--- Written exercise ---
Print the full listing exactly.

- - -

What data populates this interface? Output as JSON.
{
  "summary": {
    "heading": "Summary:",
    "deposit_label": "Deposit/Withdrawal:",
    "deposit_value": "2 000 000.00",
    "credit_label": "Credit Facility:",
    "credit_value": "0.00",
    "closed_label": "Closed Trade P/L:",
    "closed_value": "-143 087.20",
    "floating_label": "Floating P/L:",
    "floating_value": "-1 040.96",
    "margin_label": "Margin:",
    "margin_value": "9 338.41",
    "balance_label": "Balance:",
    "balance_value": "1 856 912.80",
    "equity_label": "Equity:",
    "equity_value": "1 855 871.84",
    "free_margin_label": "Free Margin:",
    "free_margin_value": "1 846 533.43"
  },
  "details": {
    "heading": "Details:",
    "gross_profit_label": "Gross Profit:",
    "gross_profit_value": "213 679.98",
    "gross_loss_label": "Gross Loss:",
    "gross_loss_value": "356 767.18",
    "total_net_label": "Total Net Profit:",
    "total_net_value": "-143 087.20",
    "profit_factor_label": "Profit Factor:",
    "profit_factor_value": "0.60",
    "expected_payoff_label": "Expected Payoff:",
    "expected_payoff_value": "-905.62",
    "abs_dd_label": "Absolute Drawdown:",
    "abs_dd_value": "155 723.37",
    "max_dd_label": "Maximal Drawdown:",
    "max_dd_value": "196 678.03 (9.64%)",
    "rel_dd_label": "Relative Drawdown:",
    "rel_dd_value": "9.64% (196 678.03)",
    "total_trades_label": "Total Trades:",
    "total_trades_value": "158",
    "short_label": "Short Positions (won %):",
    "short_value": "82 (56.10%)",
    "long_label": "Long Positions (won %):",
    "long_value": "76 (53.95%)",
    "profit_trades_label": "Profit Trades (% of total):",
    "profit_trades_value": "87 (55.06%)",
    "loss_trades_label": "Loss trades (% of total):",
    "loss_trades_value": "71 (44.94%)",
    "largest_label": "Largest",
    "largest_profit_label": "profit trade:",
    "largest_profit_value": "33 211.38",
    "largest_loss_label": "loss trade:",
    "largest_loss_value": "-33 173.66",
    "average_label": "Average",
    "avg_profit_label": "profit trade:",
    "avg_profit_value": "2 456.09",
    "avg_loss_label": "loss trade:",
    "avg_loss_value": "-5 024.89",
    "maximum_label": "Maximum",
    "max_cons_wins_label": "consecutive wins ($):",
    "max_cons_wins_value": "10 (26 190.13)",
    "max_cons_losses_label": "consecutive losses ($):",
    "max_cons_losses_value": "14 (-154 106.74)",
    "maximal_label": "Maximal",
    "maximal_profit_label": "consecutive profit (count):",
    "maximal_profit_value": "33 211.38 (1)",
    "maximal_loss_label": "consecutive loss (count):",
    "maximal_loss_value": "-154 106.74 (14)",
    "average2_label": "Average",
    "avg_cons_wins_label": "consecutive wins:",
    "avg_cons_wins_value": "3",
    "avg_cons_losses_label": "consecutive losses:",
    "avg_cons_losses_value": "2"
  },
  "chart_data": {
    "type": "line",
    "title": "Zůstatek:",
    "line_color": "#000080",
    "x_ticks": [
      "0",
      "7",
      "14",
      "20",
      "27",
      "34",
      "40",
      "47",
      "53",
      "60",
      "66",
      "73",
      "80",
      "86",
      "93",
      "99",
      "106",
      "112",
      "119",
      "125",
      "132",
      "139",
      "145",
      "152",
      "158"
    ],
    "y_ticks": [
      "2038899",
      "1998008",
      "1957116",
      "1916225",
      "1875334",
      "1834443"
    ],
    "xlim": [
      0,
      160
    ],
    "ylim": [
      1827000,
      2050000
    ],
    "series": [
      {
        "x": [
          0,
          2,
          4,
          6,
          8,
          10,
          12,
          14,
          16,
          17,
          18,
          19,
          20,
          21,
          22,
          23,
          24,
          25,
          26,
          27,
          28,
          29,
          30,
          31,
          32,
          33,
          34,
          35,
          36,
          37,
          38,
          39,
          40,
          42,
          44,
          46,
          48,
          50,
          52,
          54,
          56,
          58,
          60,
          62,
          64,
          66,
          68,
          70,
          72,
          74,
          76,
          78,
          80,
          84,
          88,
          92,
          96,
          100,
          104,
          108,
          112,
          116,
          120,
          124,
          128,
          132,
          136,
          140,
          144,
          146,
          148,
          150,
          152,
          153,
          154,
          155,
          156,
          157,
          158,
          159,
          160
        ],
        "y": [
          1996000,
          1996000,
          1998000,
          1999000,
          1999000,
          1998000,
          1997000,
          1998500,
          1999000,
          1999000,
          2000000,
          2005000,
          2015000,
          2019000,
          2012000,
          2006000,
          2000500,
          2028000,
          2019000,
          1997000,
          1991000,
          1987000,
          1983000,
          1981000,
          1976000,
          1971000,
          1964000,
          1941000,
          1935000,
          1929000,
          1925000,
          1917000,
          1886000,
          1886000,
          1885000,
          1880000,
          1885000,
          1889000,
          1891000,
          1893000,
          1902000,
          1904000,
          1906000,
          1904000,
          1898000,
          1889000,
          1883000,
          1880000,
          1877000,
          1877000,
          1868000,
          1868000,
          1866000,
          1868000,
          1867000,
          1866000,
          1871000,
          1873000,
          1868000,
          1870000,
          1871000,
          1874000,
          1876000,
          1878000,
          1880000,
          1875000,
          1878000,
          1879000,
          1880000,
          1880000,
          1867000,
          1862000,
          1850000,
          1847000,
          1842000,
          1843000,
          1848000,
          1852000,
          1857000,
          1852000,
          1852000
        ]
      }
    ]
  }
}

- - -

--- Full output ---
What data populates this interface? Output as JSON.
{
  "summary": {
    "heading": "Summary:",
    "deposit_label": "Deposit/Withdrawal:",
    "deposit_value": "2 000 000.00",
    "credit_label": "Credit Facility:",
    "credit_value": "0.00",
    "closed_label": "Closed Trade P/L:",
    "closed_value": "-143 087.20",
    "floating_label": "Floating P/L:",
    "floating_value": "-1 040.96",
    "margin_label": "Margin:",
    "margin_value": "9 338.41",
    "balance_label": "Balance:",
    "balance_value": "1 856 912.80",
    "equity_label": "Equity:",
    "equity_value": "1 855 871.84",
    "free_margin_label": "Free Margin:",
    "free_margin_value": "1 846 533.43"
  },
  "details": {
    "heading": "Details:",
    "gross_profit_label": "Gross Profit:",
    "gross_profit_value": "213 679.98",
    "gross_loss_label": "Gross Loss:",
    "gross_loss_value": "356 767.18",
    "total_net_label": "Total Net Profit:",
    "total_net_value": "-143 087.20",
    "profit_factor_label": "Profit Factor:",
    "profit_factor_value": "0.60",
    "expected_payoff_label": "Expected Payoff:",
    "expected_payoff_value": "-905.62",
    "abs_dd_label": "Absolute Drawdown:",
    "abs_dd_value": "155 723.37",
    "max_dd_label": "Maximal Drawdown:",
    "max_dd_value": "196 678.03 (9.64%)",
    "rel_dd_label": "Relative Drawdown:",
    "rel_dd_value": "9.64% (196 678.03)",
    "total_trades_label": "Total Trades:",
    "total_trades_value": "158",
    "short_label": "Short Positions (won %):",
    "short_value": "82 (56.10%)",
    "long_label": "Long Positions (won %):",
    "long_value": "76 (53.95%)",
    "profit_trades_label": "Profit Trades (% of total):",
    "profit_trades_value": "87 (55.06%)",
    "loss_trades_label": "Loss trades (% of total):",
    "loss_trades_value": "71 (44.94%)",
    "largest_label": "Largest",
    "largest_profit_label": "profit trade:",
    "largest_profit_value": "33 211.38",
    "largest_loss_label": "loss trade:",
    "largest_loss_value": "-33 173.66",
    "average_label": "Average",
    "avg_profit_label": "profit trade:",
    "avg_profit_value": "2 456.09",
    "avg_loss_label": "loss trade:",
    "avg_loss_value": "-5 024.89",
    "maximum_label": "Maximum",
    "max_cons_wins_label": "consecutive wins ($):",
    "max_cons_wins_value": "10 (26 190.13)",
    "max_cons_losses_label": "consecutive losses ($):",
    "max_cons_losses_value": "14 (-154 106.74)",
    "maximal_label": "Maximal",
    "maximal_profit_label": "consecutive profit (count):",
    "maximal_profit_value": "33 211.38 (1)",
    "maximal_loss_label": "consecutive loss (count):",
    "maximal_loss_value": "-154 106.74 (14)",
    "average2_label": "Average",
    "avg_cons_wins_label": "consecutive wins:",
    "avg_cons_wins_value": "3",
    "avg_cons_losses_label": "consecutive losses:",
    "avg_cons_losses_value": "2"
  },
  "chart_data": {
    "type": "line",
    "title": "Zůstatek:",
    "line_color": "#000080",
    "x_ticks": [
      "0",
      "7",
      "14",
      "20",
      "27",
      "34",
      "40",
      "47",
      "53",
      "60",
      "66",
      "73",
      "80",
      "86",
      "93",
      "99",
      "106",
      "112",
      "119",
      "125",
      "132",
      "139",
      "145",
      "152",
      "158"
    ],
    "y_ticks": [
      "2038899",
      "1998008",
      "1957116",
      "1916225",
      "1875334",
      "1834443"
    ],
    "xlim": [
      0,
      160
    ],
    "ylim": [
      1827000,
      2050000
    ],
    "series": [
      {
        "x": [
          0,
          2,
          4,
          6,
          8,
          10,
          12,
          14,
          16,
          17,
          18,
          19,
          20,
          21,
          22,
          23,
          24,
          25,
          26,
          27,
          28,
          29,
          30,
          31,
          32,
          33,
          34,
          35,
          36,
          37,
          38,
          39,
          40,
          42,
          44,
          46,
          48,
          50,
          52,
          54,
          56,
          58,
          60,
          62,
          64,
          66,
          68,
          70,
          72,
          74,
          76,
          78,
          80,
          84,
          88,
          92,
          96,
          100,
          104,
          108,
          112,
          116,
          120,
          124,
          128,
          132,
          136,
          140,
          144,
          146,
          148,
          150,
          152,
          153,
          154,
          155,
          156,
          157,
          158,
          159,
          160
        ],
        "y": [
          1996000,
          1996000,
          1998000,
          1999000,
          1999000,
          1998000,
          1997000,
          1998500,
          1999000,
          1999000,
          2000000,
          2005000,
          2015000,
          2019000,
          2012000,
          2006000,
          2000500,
          2028000,
          2019000,
          1997000,
          1991000,
          1987000,
          1983000,
          1981000,
          1976000,
          1971000,
          1964000,
          1941000,
          1935000,
          1929000,
          1925000,
          1917000,
          1886000,
          1886000,
          1885000,
          1880000,
          1885000,
          1889000,
          1891000,
          1893000,
          1902000,
          1904000,
          1906000,
          1904000,
          1898000,
          1889000,
          1883000,
          1880000,
          1877000,
          1877000,
          1868000,
          1868000,
          1866000,
          1868000,
          1867000,
          1866000,
          1871000,
          1873000,
          1868000,
          1870000,
          1871000,
          1874000,
          1876000,
          1878000,
          1880000,
          1875000,
          1878000,
          1879000,
          1880000,
          1880000,
          1867000,
          1862000,
          1850000,
          1847000,
          1842000,
          1843000,
          1848000,
          1852000,
          1857000,
          1852000,
          1852000
        ]
      }
    ]
  }
}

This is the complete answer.